■ YOUR TASK ■
Can you copy the lines from the one that contains "Read out every word on this page." through the end of the material below, exactly and with nothing else?

■ ENTRIES SHOWN ■

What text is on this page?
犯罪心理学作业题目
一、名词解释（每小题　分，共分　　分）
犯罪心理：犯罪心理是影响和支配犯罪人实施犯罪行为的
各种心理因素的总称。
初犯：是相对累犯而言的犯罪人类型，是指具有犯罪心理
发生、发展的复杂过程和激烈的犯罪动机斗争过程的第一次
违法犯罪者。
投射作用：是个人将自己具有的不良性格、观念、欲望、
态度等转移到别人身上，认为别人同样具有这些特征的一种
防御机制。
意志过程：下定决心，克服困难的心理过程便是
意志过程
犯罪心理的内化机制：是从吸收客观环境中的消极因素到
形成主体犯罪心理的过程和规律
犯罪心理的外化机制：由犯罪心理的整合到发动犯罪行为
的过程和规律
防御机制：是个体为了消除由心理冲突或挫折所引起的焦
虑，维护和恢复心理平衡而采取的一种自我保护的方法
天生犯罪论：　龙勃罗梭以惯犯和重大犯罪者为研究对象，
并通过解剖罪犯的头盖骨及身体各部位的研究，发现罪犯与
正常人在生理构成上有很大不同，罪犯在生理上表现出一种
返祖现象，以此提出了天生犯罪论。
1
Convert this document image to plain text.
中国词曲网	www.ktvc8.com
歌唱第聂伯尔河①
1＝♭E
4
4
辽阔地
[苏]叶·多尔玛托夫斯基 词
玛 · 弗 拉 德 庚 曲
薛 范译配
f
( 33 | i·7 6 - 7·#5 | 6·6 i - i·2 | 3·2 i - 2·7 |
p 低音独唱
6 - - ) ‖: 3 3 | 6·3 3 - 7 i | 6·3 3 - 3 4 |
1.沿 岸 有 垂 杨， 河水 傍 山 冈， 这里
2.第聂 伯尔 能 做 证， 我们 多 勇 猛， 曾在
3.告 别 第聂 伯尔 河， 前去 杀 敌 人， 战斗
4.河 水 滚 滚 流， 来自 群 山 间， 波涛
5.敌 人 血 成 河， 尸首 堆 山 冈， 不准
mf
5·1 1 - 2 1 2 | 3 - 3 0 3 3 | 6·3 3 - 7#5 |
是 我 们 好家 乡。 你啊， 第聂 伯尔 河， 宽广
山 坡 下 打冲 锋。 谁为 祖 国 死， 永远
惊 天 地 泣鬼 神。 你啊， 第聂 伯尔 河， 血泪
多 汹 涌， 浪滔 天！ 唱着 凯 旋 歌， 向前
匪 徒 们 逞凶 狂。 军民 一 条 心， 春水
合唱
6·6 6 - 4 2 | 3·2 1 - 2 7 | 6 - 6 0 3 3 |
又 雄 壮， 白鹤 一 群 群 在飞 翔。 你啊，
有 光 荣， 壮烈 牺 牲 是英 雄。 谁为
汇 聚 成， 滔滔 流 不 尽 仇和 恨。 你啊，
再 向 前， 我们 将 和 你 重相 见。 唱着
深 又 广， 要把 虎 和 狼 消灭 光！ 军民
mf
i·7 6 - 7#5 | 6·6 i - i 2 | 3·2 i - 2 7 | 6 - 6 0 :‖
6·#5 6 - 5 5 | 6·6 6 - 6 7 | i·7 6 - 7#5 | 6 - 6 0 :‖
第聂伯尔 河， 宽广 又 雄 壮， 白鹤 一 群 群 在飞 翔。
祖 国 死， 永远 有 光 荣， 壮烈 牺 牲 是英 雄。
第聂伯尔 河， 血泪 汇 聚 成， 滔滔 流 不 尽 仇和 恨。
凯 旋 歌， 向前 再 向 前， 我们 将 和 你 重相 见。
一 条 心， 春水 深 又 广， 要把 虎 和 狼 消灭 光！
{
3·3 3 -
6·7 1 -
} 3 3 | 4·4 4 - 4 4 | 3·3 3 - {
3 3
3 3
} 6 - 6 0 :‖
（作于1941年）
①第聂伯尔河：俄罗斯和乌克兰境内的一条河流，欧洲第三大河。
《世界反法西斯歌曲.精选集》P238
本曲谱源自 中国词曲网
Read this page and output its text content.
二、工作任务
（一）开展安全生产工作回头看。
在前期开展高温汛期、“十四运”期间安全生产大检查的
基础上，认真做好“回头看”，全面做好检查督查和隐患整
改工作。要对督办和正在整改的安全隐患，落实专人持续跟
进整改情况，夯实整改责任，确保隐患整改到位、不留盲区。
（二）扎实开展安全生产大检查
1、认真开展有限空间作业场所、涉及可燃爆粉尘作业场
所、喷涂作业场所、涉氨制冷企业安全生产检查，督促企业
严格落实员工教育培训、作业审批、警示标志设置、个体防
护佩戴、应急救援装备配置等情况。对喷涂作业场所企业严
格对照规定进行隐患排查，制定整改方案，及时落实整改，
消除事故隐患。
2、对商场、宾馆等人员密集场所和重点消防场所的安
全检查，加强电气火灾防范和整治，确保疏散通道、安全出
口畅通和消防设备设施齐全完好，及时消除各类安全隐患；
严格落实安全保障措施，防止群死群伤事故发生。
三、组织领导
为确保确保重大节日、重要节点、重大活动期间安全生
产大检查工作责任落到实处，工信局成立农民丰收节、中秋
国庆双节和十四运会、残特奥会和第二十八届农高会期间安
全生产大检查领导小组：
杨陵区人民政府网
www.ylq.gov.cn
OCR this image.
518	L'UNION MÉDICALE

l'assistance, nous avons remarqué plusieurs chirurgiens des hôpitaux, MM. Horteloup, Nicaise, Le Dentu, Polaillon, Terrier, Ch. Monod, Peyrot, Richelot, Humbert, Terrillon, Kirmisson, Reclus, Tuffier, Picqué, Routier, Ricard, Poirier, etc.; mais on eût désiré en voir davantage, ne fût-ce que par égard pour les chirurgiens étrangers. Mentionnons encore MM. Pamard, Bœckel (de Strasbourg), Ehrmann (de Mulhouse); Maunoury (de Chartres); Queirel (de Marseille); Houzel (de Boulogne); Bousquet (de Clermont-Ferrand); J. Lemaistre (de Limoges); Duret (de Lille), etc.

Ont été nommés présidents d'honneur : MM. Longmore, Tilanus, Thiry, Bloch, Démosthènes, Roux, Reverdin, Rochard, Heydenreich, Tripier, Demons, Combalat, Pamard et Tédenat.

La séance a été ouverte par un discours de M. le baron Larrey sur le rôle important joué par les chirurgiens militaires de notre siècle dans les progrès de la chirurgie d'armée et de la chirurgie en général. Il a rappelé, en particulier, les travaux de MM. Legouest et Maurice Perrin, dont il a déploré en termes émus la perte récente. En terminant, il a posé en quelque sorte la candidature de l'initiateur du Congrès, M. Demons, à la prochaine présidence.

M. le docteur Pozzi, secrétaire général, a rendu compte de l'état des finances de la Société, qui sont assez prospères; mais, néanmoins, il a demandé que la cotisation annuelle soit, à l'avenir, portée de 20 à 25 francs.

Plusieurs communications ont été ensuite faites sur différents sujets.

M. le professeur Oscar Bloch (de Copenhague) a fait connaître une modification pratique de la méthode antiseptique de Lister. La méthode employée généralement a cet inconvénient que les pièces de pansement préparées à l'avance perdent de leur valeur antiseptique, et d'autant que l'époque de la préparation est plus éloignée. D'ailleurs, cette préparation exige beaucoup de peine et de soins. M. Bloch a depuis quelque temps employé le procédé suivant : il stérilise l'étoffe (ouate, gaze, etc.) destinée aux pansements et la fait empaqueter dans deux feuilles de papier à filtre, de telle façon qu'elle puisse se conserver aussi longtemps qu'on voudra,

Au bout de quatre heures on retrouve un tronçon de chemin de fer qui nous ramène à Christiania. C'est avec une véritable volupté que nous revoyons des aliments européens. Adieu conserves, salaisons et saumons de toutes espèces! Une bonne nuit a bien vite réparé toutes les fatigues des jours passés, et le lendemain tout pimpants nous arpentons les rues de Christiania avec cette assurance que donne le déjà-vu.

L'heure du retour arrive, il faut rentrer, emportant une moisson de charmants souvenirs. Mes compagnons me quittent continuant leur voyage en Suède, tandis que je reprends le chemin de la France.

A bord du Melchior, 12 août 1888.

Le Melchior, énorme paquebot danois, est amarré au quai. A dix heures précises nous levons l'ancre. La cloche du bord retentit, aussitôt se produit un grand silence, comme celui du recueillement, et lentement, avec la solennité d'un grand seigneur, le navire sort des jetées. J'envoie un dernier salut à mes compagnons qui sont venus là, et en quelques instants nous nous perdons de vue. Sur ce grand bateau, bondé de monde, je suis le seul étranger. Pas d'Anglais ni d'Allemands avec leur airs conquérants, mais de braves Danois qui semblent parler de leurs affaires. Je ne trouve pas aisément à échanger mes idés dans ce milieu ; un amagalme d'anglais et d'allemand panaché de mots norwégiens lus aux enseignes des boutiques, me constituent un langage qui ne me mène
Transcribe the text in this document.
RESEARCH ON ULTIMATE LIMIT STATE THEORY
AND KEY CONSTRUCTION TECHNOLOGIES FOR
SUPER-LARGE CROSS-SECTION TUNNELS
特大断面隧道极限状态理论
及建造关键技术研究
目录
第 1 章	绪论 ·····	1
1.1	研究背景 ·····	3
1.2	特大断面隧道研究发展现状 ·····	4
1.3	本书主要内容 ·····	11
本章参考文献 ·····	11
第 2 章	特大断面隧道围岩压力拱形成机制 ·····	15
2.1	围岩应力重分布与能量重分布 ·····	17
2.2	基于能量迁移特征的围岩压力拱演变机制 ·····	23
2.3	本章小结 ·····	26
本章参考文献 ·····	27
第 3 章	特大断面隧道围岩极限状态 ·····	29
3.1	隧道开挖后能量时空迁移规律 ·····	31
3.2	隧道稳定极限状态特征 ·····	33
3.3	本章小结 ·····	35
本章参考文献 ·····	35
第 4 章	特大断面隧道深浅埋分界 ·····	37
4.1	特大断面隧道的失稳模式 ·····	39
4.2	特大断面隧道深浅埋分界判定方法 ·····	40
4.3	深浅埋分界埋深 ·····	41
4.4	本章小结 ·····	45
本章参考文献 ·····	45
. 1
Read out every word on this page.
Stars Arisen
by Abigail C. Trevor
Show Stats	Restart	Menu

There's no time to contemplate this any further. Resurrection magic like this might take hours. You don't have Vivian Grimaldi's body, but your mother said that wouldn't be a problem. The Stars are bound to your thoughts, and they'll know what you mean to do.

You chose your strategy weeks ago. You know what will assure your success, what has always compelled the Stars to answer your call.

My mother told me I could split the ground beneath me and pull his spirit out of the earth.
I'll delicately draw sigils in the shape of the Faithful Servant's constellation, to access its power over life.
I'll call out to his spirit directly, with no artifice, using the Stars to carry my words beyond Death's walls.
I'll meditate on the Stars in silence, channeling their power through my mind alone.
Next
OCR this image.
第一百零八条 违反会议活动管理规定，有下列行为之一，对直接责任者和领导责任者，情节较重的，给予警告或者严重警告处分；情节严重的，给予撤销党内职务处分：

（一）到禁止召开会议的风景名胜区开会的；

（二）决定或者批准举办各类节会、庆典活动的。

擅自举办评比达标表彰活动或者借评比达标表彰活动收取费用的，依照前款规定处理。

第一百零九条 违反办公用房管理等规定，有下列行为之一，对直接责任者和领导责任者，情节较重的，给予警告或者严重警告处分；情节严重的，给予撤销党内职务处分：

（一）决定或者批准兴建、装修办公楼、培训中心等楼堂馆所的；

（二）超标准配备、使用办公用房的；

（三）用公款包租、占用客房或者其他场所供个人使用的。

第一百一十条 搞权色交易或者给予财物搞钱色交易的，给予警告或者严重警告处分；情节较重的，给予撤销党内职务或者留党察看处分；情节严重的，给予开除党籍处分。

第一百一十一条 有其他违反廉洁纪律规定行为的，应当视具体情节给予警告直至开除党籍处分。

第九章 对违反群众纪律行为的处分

■ WORKED ANSWER ■
Read out every word on this page.
Stars Arisen
by Abigail C. Trevor
Show Stats	Restart	Menu

There's no time to contemplate this any further. Resurrection magic like this might take hours. You don't have Vivian Grimaldi's body, but your mother said that wouldn't be a problem. The Stars are bound to your thoughts, and they'll know what you mean to do.

You chose your strategy weeks ago. You know what will assure your success, what has always compelled the Stars to answer your call.

My mother told me I could split the ground beneath me and pull his spirit out of the earth.
I'll delicately draw sigils in the shape of the Faithful Servant's constellation, to access its power over life.
I'll call out to his spirit directly, with no artifice, using the Stars to carry my words beyond Death's walls.
I'll meditate on the Stars in silence, channeling their power through my mind alone.
Next
OCR this image.
第一百零八条 违反会议活动管理规定，有下列行为之一，对直接责任者和领导责任者，情节较重的，给予警告或者严重警告处分；情节严重的，给予撤销党内职务处分：

（一）到禁止召开会议的风景名胜区开会的；

（二）决定或者批准举办各类节会、庆典活动的。

擅自举办评比达标表彰活动或者借评比达标表彰活动收取费用的，依照前款规定处理。

第一百零九条 违反办公用房管理等规定，有下列行为之一，对直接责任者和领导责任者，情节较重的，给予警告或者严重警告处分；情节严重的，给予撤销党内职务处分：

（一）决定或者批准兴建、装修办公楼、培训中心等楼堂馆所的；

（二）超标准配备、使用办公用房的；

（三）用公款包租、占用客房或者其他场所供个人使用的。

第一百一十条 搞权色交易或者给予财物搞钱色交易的，给予警告或者严重警告处分；情节较重的，给予撤销党内职务或者留党察看处分；情节严重的，给予开除党籍处分。

第一百一十一条 有其他违反廉洁纪律规定行为的，应当视具体情节给予警告直至开除党籍处分。

第九章 对违反群众纪律行为的处分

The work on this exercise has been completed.